__TASK GOAL__.
Return a copy of each line that holds the string "open".
─── AVAILABLE RECORDS ───
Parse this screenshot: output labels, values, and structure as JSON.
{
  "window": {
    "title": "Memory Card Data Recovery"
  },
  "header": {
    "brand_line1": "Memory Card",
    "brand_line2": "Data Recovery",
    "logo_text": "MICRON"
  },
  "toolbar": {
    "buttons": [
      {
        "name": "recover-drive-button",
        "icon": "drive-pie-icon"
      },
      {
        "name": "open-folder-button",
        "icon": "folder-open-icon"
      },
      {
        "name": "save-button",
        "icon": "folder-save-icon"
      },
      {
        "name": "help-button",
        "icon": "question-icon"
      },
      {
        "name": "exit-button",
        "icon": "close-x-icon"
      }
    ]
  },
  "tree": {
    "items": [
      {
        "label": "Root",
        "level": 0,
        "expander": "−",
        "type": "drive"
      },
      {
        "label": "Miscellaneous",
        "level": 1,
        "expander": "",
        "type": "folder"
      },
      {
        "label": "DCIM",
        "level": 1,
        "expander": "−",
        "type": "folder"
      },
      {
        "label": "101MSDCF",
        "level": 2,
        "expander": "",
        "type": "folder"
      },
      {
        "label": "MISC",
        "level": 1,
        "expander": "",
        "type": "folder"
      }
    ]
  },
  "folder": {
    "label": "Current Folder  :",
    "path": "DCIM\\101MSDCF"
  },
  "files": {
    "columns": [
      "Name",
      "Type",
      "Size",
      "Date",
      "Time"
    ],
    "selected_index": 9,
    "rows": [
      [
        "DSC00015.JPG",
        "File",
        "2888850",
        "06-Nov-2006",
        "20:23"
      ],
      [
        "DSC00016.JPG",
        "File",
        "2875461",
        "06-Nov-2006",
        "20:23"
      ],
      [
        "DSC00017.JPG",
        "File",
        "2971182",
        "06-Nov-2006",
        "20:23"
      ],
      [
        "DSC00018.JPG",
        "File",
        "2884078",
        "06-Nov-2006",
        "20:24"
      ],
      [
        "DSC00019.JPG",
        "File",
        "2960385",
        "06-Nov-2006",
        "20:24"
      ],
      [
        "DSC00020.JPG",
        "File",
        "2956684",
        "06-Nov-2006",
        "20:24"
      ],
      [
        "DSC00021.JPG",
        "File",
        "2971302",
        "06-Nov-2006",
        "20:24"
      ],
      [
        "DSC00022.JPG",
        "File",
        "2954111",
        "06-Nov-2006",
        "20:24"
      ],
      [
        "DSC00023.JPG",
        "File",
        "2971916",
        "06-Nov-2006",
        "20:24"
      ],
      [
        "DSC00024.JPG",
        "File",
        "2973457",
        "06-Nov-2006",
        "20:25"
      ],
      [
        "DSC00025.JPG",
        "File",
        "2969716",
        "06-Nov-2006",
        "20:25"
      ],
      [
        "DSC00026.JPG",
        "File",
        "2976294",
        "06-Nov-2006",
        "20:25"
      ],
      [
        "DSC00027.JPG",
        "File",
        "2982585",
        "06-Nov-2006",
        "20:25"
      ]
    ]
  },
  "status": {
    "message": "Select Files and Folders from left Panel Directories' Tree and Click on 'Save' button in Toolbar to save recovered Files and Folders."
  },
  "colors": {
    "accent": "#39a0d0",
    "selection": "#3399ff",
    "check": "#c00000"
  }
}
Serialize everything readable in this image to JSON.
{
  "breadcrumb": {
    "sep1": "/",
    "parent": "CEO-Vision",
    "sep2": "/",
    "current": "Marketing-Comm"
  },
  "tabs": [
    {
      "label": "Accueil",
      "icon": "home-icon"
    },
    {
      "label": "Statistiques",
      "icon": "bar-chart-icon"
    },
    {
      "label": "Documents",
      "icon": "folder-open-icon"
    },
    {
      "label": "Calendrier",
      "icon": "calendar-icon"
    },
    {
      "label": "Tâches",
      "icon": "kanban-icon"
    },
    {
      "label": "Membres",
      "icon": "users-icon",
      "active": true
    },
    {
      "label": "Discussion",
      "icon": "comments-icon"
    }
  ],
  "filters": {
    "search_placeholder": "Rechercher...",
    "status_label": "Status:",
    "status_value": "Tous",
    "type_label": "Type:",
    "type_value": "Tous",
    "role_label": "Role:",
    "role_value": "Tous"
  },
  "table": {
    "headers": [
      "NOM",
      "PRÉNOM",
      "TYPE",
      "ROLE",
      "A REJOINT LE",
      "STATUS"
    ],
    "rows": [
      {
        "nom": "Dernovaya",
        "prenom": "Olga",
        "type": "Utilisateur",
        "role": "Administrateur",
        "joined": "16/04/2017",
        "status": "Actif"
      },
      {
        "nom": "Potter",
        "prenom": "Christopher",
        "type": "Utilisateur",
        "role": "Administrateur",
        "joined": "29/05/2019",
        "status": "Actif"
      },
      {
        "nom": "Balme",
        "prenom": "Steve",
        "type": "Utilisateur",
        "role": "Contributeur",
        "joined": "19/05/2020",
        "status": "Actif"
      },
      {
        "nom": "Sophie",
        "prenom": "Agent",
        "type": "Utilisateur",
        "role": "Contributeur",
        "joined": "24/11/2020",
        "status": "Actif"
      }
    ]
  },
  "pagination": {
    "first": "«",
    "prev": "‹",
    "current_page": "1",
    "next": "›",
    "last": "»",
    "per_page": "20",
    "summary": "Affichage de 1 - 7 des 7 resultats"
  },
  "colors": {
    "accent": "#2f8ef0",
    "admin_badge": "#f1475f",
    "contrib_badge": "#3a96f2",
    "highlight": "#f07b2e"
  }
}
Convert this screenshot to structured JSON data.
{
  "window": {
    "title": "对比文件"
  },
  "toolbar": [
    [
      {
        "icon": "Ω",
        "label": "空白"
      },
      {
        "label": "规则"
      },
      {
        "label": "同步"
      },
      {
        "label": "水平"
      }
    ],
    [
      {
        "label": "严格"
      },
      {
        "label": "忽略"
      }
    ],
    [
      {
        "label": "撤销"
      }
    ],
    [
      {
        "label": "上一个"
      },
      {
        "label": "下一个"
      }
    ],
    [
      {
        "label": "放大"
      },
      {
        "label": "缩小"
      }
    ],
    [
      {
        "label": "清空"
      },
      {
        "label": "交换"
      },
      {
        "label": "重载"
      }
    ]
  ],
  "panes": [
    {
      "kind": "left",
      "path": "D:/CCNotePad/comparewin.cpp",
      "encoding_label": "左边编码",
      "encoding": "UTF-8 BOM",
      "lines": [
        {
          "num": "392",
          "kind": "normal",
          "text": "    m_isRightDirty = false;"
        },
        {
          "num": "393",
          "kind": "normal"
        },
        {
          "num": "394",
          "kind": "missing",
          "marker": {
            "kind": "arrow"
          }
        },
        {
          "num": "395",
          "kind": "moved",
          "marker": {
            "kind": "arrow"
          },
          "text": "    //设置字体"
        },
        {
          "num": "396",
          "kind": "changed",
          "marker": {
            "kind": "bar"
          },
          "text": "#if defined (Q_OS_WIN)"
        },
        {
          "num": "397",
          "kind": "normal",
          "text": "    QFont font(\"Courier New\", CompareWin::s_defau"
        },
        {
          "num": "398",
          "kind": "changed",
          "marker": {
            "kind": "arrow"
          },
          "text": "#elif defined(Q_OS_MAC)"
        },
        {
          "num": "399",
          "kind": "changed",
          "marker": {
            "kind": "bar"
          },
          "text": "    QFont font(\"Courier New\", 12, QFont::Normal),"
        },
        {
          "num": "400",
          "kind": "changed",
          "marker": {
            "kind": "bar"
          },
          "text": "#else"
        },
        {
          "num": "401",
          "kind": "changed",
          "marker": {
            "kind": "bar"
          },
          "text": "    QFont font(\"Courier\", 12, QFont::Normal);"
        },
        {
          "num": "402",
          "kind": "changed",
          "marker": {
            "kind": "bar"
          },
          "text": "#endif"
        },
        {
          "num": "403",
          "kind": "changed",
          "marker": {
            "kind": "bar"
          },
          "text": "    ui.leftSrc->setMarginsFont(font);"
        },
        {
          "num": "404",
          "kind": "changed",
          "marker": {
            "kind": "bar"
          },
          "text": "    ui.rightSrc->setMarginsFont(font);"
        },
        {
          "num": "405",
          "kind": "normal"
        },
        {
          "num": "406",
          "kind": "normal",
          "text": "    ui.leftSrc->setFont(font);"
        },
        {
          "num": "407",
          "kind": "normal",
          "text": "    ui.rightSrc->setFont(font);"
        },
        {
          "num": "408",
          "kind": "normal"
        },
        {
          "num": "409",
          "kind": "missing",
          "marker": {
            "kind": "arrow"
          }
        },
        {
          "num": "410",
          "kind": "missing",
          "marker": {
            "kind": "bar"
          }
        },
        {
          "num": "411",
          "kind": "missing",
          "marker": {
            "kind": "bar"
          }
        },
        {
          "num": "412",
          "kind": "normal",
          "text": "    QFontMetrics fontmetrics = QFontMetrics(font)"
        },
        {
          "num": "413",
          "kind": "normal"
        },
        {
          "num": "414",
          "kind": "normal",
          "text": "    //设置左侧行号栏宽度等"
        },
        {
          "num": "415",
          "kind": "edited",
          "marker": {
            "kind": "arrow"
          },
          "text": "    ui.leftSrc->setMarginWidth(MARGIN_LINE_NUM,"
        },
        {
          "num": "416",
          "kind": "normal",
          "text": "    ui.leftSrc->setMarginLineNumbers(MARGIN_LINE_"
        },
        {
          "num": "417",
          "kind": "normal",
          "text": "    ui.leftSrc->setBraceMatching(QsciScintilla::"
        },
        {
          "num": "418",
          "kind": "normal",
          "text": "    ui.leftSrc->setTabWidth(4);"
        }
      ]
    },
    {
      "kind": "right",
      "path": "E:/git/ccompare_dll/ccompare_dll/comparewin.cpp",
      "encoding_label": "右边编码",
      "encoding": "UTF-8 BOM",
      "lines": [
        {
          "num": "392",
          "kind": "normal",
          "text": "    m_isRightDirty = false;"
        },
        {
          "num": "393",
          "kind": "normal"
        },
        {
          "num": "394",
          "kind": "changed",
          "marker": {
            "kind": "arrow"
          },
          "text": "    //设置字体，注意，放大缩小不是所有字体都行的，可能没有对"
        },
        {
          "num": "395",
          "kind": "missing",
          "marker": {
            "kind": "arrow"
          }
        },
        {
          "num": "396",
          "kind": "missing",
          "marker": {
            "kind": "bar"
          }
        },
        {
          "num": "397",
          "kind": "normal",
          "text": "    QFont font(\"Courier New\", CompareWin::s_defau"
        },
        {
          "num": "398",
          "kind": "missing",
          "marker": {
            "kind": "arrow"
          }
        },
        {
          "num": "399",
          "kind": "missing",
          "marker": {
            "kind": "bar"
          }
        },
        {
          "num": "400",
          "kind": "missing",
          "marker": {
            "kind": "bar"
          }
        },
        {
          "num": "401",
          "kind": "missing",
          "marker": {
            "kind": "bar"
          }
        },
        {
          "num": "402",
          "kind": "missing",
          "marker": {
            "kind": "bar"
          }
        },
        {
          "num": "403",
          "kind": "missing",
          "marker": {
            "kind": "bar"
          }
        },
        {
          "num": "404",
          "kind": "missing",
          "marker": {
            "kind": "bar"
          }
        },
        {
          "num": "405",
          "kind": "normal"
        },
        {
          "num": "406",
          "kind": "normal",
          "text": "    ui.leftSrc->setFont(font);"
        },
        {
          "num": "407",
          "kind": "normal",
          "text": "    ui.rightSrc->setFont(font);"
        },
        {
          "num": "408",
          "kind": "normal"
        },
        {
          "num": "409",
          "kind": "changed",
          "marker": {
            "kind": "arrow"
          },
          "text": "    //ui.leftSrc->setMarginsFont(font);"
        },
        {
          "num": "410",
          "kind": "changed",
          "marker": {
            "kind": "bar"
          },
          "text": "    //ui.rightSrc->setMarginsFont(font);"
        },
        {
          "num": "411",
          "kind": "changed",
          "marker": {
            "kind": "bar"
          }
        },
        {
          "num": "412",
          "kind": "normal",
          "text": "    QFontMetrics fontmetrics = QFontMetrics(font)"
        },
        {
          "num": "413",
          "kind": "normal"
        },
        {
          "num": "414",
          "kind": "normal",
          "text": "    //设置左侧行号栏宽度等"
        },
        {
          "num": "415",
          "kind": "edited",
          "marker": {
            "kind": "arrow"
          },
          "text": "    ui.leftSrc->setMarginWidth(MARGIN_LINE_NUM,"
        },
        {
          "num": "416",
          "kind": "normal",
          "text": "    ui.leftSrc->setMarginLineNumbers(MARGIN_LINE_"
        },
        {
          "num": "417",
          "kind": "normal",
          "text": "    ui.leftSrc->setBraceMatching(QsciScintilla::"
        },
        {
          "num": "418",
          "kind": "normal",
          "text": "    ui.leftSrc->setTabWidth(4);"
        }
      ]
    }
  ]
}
───
__EXERCISE OUTPUT__.
        "name": "open-folder-button",
        "icon": "folder-open-icon"
      "icon": "folder-open-icon"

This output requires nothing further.